**Your objective:** Please set down all the lines beneath this one exactly, without the pictures.
# START OF Information given
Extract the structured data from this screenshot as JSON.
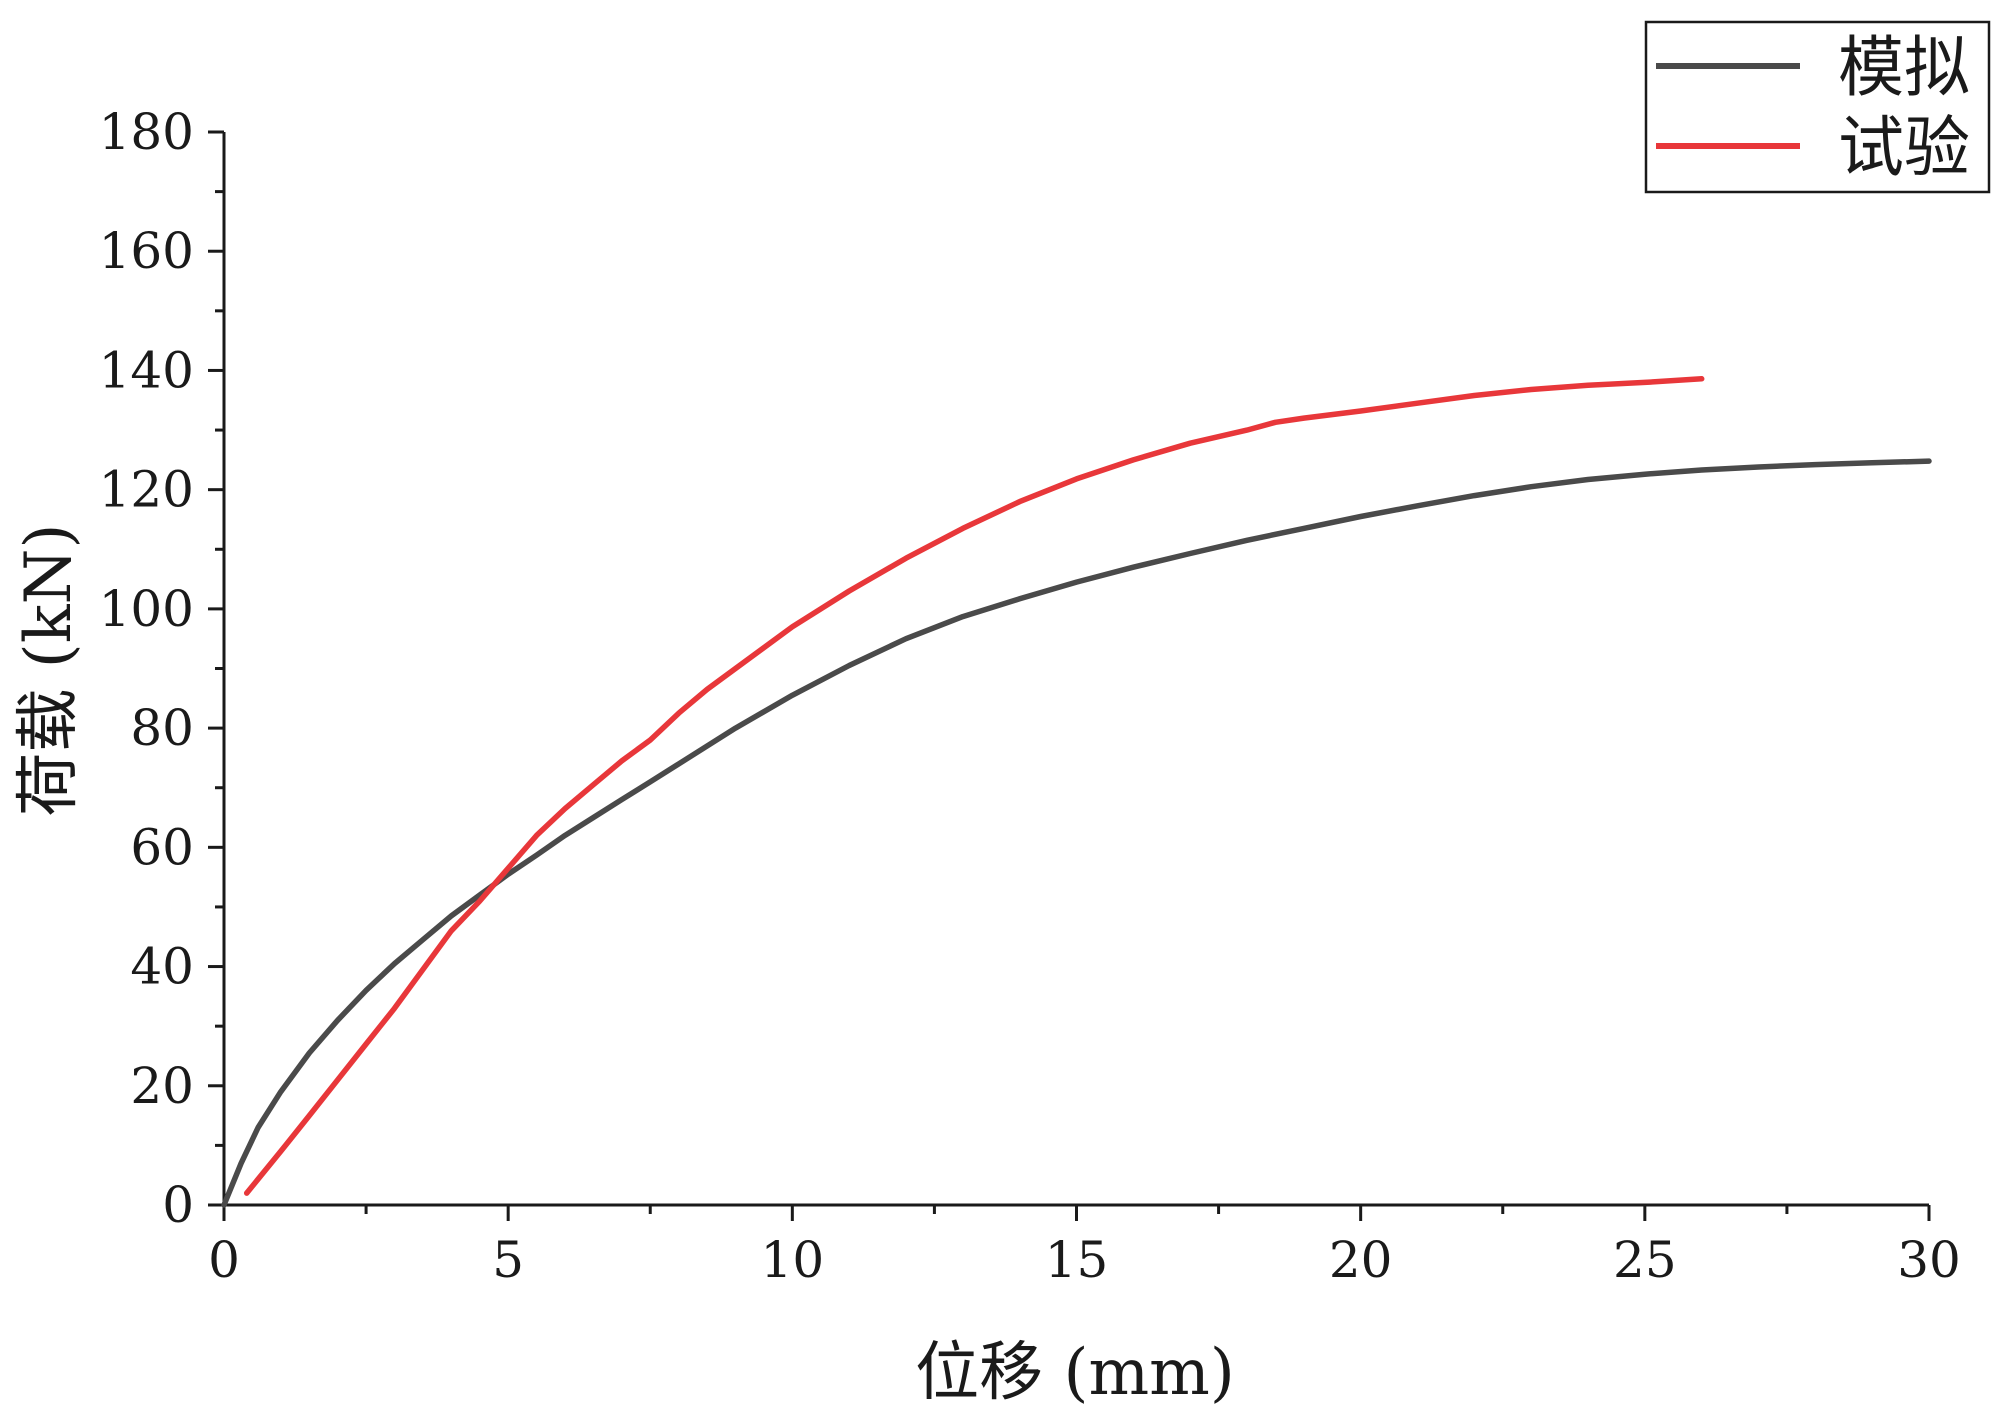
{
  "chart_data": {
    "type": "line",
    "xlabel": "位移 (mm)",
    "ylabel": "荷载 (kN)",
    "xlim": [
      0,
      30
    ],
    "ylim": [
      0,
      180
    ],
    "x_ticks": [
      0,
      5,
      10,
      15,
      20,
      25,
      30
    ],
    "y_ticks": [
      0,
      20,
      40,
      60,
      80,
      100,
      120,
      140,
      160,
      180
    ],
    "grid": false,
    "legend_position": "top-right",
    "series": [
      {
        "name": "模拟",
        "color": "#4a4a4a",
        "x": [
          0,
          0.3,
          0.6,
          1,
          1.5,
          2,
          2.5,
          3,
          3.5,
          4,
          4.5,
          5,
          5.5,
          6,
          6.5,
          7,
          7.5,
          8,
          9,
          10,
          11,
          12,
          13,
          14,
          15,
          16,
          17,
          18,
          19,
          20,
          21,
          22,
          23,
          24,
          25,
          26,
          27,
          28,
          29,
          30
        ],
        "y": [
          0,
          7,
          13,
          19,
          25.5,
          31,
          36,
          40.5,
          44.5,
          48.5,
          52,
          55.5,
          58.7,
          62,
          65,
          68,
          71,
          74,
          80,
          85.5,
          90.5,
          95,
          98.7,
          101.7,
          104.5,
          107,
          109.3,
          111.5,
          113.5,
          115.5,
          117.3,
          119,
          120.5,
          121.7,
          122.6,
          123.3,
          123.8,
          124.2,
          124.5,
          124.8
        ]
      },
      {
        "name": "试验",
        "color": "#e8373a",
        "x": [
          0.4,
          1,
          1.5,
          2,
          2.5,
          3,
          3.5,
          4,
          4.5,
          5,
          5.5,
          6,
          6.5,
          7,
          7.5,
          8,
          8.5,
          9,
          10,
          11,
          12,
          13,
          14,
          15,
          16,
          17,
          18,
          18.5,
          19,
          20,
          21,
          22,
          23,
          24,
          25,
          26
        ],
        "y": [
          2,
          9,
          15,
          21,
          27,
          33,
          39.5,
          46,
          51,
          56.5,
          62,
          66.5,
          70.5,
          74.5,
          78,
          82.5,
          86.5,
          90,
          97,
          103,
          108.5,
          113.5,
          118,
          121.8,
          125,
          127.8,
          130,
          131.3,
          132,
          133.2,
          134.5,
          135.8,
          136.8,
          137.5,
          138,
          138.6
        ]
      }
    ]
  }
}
# END OF Information given
**Full answer:**
Extract the structured data from this screenshot as JSON.
{
  "chart_data": {
    "type": "line",
    "xlabel": "位移 (mm)",
    "ylabel": "荷载 (kN)",
    "xlim": [
      0,
      30
    ],
    "ylim": [
      0,
      180
    ],
    "x_ticks": [
      0,
      5,
      10,
      15,
      20,
      25,
      30
    ],
    "y_ticks": [
      0,
      20,
      40,
      60,
      80,
      100,
      120,
      140,
      160,
      180
    ],
    "grid": false,
    "legend_position": "top-right",
    "series": [
      {
        "name": "模拟",
        "color": "#4a4a4a",
        "x": [
          0,
          0.3,
          0.6,
          1,
          1.5,
          2,
          2.5,
          3,
          3.5,
          4,
          4.5,
          5,
          5.5,
          6,
          6.5,
          7,
          7.5,
          8,
          9,
          10,
          11,
          12,
          13,
          14,
          15,
          16,
          17,
          18,
          19,
          20,
          21,
          22,
          23,
          24,
          25,
          26,
          27,
          28,
          29,
          30
        ],
        "y": [
          0,
          7,
          13,
          19,
          25.5,
          31,
          36,
          40.5,
          44.5,
          48.5,
          52,
          55.5,
          58.7,
          62,
          65,
          68,
          71,
          74,
          80,
          85.5,
          90.5,
          95,
          98.7,
          101.7,
          104.5,
          107,
          109.3,
          111.5,
          113.5,
          115.5,
          117.3,
          119,
          120.5,
          121.7,
          122.6,
          123.3,
          123.8,
          124.2,
          124.5,
          124.8
        ]
      },
      {
        "name": "试验",
        "color": "#e8373a",
        "x": [
          0.4,
          1,
          1.5,
          2,
          2.5,
          3,
          3.5,
          4,
          4.5,
          5,
          5.5,
          6,
          6.5,
          7,
          7.5,
          8,
          8.5,
          9,
          10,
          11,
          12,
          13,
          14,
          15,
          16,
          17,
          18,
          18.5,
          19,
          20,
          21,
          22,
          23,
          24,
          25,
          26
        ],
        "y": [
          2,
          9,
          15,
          21,
          27,
          33,
          39.5,
          46,
          51,
          56.5,
          62,
          66.5,
          70.5,
          74.5,
          78,
          82.5,
          86.5,
          90,
          97,
          103,
          108.5,
          113.5,
          118,
          121.8,
          125,
          127.8,
          130,
          131.3,
          132,
          133.2,
          134.5,
          135.8,
          136.8,
          137.5,
          138,
          138.6
        ]
      }
    ]
  }
}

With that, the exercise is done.